* **WORK INSTRUCTIONS**
The records are to be restated in their entirety, word for word.

Lines of data:
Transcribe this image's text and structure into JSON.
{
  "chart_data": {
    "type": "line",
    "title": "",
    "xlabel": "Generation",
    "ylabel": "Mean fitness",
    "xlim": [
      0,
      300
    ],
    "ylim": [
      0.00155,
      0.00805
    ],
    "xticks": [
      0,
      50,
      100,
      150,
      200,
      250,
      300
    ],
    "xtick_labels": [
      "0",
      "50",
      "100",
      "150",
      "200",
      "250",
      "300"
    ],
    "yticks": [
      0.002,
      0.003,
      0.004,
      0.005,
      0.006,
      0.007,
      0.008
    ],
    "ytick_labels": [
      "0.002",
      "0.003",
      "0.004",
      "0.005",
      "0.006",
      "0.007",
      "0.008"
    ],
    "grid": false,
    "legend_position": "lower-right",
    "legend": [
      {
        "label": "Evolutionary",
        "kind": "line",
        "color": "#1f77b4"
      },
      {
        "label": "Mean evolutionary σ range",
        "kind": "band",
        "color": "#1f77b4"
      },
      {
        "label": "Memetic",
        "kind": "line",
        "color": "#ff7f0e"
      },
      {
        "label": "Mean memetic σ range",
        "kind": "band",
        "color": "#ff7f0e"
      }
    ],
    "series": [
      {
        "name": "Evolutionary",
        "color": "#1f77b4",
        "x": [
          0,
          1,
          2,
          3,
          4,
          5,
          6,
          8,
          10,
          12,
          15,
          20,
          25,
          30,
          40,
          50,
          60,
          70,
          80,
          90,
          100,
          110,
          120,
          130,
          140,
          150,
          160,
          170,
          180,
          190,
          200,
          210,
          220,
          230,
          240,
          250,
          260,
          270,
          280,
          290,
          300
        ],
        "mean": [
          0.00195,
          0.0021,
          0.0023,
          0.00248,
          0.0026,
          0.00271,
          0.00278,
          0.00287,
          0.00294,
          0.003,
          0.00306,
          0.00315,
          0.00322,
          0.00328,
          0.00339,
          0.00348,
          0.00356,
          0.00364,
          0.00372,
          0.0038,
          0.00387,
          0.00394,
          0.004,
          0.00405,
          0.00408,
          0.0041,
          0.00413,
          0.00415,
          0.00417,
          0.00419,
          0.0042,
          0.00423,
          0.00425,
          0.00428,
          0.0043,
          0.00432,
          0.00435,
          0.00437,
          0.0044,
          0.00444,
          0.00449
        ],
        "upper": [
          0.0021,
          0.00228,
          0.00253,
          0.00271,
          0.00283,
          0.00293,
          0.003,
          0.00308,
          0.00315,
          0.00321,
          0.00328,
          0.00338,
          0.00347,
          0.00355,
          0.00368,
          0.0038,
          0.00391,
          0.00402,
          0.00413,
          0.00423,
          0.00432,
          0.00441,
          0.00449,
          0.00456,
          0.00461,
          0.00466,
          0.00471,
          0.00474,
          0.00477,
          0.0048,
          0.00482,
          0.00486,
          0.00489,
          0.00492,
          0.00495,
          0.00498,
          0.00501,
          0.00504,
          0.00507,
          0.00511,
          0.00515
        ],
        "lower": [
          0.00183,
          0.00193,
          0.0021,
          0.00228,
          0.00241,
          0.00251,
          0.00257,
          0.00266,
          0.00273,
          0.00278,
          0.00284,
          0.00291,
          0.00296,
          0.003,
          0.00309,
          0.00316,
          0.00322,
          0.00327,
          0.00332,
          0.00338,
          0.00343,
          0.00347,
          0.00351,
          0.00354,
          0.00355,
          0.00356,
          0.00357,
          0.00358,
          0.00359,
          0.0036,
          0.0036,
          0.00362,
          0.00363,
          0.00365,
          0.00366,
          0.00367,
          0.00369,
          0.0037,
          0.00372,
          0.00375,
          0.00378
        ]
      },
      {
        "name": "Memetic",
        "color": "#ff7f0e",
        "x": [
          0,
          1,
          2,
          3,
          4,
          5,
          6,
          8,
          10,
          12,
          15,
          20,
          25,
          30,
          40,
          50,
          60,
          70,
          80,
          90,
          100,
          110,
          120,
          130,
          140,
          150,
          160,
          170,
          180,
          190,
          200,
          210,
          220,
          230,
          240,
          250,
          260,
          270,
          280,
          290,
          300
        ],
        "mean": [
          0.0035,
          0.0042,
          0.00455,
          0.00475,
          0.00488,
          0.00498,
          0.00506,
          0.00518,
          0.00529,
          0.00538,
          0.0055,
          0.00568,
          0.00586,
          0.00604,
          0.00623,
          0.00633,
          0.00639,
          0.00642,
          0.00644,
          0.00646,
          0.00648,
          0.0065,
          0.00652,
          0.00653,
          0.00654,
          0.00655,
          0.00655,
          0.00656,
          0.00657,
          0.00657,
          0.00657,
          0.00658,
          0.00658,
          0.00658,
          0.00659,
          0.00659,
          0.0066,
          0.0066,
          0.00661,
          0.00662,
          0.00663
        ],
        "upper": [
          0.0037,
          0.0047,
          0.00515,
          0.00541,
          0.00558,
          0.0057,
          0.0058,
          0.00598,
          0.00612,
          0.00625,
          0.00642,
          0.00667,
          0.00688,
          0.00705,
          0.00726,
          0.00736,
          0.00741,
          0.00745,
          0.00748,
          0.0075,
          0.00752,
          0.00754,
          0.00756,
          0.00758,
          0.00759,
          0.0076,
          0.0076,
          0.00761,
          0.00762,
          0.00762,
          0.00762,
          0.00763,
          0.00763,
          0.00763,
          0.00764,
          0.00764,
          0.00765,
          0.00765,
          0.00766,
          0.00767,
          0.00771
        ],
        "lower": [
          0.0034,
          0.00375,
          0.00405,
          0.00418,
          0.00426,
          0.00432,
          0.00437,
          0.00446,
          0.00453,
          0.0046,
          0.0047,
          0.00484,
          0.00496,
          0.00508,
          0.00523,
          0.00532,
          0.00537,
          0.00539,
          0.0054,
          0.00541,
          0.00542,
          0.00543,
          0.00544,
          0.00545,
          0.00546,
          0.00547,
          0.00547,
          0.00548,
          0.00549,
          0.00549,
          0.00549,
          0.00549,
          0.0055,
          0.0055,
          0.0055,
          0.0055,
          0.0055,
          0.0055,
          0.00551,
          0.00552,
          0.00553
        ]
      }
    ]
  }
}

* **EXERCISE ANSWER**
Transcribe this image's text and structure into JSON.
{
  "chart_data": {
    "type": "line",
    "title": "",
    "xlabel": "Generation",
    "ylabel": "Mean fitness",
    "xlim": [
      0,
      300
    ],
    "ylim": [
      0.00155,
      0.00805
    ],
    "xticks": [
      0,
      50,
      100,
      150,
      200,
      250,
      300
    ],
    "xtick_labels": [
      "0",
      "50",
      "100",
      "150",
      "200",
      "250",
      "300"
    ],
    "yticks": [
      0.002,
      0.003,
      0.004,
      0.005,
      0.006,
      0.007,
      0.008
    ],
    "ytick_labels": [
      "0.002",
      "0.003",
      "0.004",
      "0.005",
      "0.006",
      "0.007",
      "0.008"
    ],
    "grid": false,
    "legend_position": "lower-right",
    "legend": [
      {
        "label": "Evolutionary",
        "kind": "line",
        "color": "#1f77b4"
      },
      {
        "label": "Mean evolutionary σ range",
        "kind": "band",
        "color": "#1f77b4"
      },
      {
        "label": "Memetic",
        "kind": "line",
        "color": "#ff7f0e"
      },
      {
        "label": "Mean memetic σ range",
        "kind": "band",
        "color": "#ff7f0e"
      }
    ],
    "series": [
      {
        "name": "Evolutionary",
        "color": "#1f77b4",
        "x": [
          0,
          1,
          2,
          3,
          4,
          5,
          6,
          8,
          10,
          12,
          15,
          20,
          25,
          30,
          40,
          50,
          60,
          70,
          80,
          90,
          100,
          110,
          120,
          130,
          140,
          150,
          160,
          170,
          180,
          190,
          200,
          210,
          220,
          230,
          240,
          250,
          260,
          270,
          280,
          290,
          300
        ],
        "mean": [
          0.00195,
          0.0021,
          0.0023,
          0.00248,
          0.0026,
          0.00271,
          0.00278,
          0.00287,
          0.00294,
          0.003,
          0.00306,
          0.00315,
          0.00322,
          0.00328,
          0.00339,
          0.00348,
          0.00356,
          0.00364,
          0.00372,
          0.0038,
          0.00387,
          0.00394,
          0.004,
          0.00405,
          0.00408,
          0.0041,
          0.00413,
          0.00415,
          0.00417,
          0.00419,
          0.0042,
          0.00423,
          0.00425,
          0.00428,
          0.0043,
          0.00432,
          0.00435,
          0.00437,
          0.0044,
          0.00444,
          0.00449
        ],
        "upper": [
          0.0021,
          0.00228,
          0.00253,
          0.00271,
          0.00283,
          0.00293,
          0.003,
          0.00308,
          0.00315,
          0.00321,
          0.00328,
          0.00338,
          0.00347,
          0.00355,
          0.00368,
          0.0038,
          0.00391,
          0.00402,
          0.00413,
          0.00423,
          0.00432,
          0.00441,
          0.00449,
          0.00456,
          0.00461,
          0.00466,
          0.00471,
          0.00474,
          0.00477,
          0.0048,
          0.00482,
          0.00486,
          0.00489,
          0.00492,
          0.00495,
          0.00498,
          0.00501,
          0.00504,
          0.00507,
          0.00511,
          0.00515
        ],
        "lower": [
          0.00183,
          0.00193,
          0.0021,
          0.00228,
          0.00241,
          0.00251,
          0.00257,
          0.00266,
          0.00273,
          0.00278,
          0.00284,
          0.00291,
          0.00296,
          0.003,
          0.00309,
          0.00316,
          0.00322,
          0.00327,
          0.00332,
          0.00338,
          0.00343,
          0.00347,
          0.00351,
          0.00354,
          0.00355,
          0.00356,
          0.00357,
          0.00358,
          0.00359,
          0.0036,
          0.0036,
          0.00362,
          0.00363,
          0.00365,
          0.00366,
          0.00367,
          0.00369,
          0.0037,
          0.00372,
          0.00375,
          0.00378
        ]
      },
      {
        "name": "Memetic",
        "color": "#ff7f0e",
        "x": [
          0,
          1,
          2,
          3,
          4,
          5,
          6,
          8,
          10,
          12,
          15,
          20,
          25,
          30,
          40,
          50,
          60,
          70,
          80,
          90,
          100,
          110,
          120,
          130,
          140,
          150,
          160,
          170,
          180,
          190,
          200,
          210,
          220,
          230,
          240,
          250,
          260,
          270,
          280,
          290,
          300
        ],
        "mean": [
          0.0035,
          0.0042,
          0.00455,
          0.00475,
          0.00488,
          0.00498,
          0.00506,
          0.00518,
          0.00529,
          0.00538,
          0.0055,
          0.00568,
          0.00586,
          0.00604,
          0.00623,
          0.00633,
          0.00639,
          0.00642,
          0.00644,
          0.00646,
          0.00648,
          0.0065,
          0.00652,
          0.00653,
          0.00654,
          0.00655,
          0.00655,
          0.00656,
          0.00657,
          0.00657,
          0.00657,
          0.00658,
          0.00658,
          0.00658,
          0.00659,
          0.00659,
          0.0066,
          0.0066,
          0.00661,
          0.00662,
          0.00663
        ],
        "upper": [
          0.0037,
          0.0047,
          0.00515,
          0.00541,
          0.00558,
          0.0057,
          0.0058,
          0.00598,
          0.00612,
          0.00625,
          0.00642,
          0.00667,
          0.00688,
          0.00705,
          0.00726,
          0.00736,
          0.00741,
          0.00745,
          0.00748,
          0.0075,
          0.00752,
          0.00754,
          0.00756,
          0.00758,
          0.00759,
          0.0076,
          0.0076,
          0.00761,
          0.00762,
          0.00762,
          0.00762,
          0.00763,
          0.00763,
          0.00763,
          0.00764,
          0.00764,
          0.00765,
          0.00765,
          0.00766,
          0.00767,
          0.00771
        ],
        "lower": [
          0.0034,
          0.00375,
          0.00405,
          0.00418,
          0.00426,
          0.00432,
          0.00437,
          0.00446,
          0.00453,
          0.0046,
          0.0047,
          0.00484,
          0.00496,
          0.00508,
          0.00523,
          0.00532,
          0.00537,
          0.00539,
          0.0054,
          0.00541,
          0.00542,
          0.00543,
          0.00544,
          0.00545,
          0.00546,
          0.00547,
          0.00547,
          0.00548,
          0.00549,
          0.00549,
          0.00549,
          0.00549,
          0.0055,
          0.0055,
          0.0055,
          0.0055,
          0.0055,
          0.0055,
          0.00551,
          0.00552,
          0.00553
        ]
      }
    ]
  }
}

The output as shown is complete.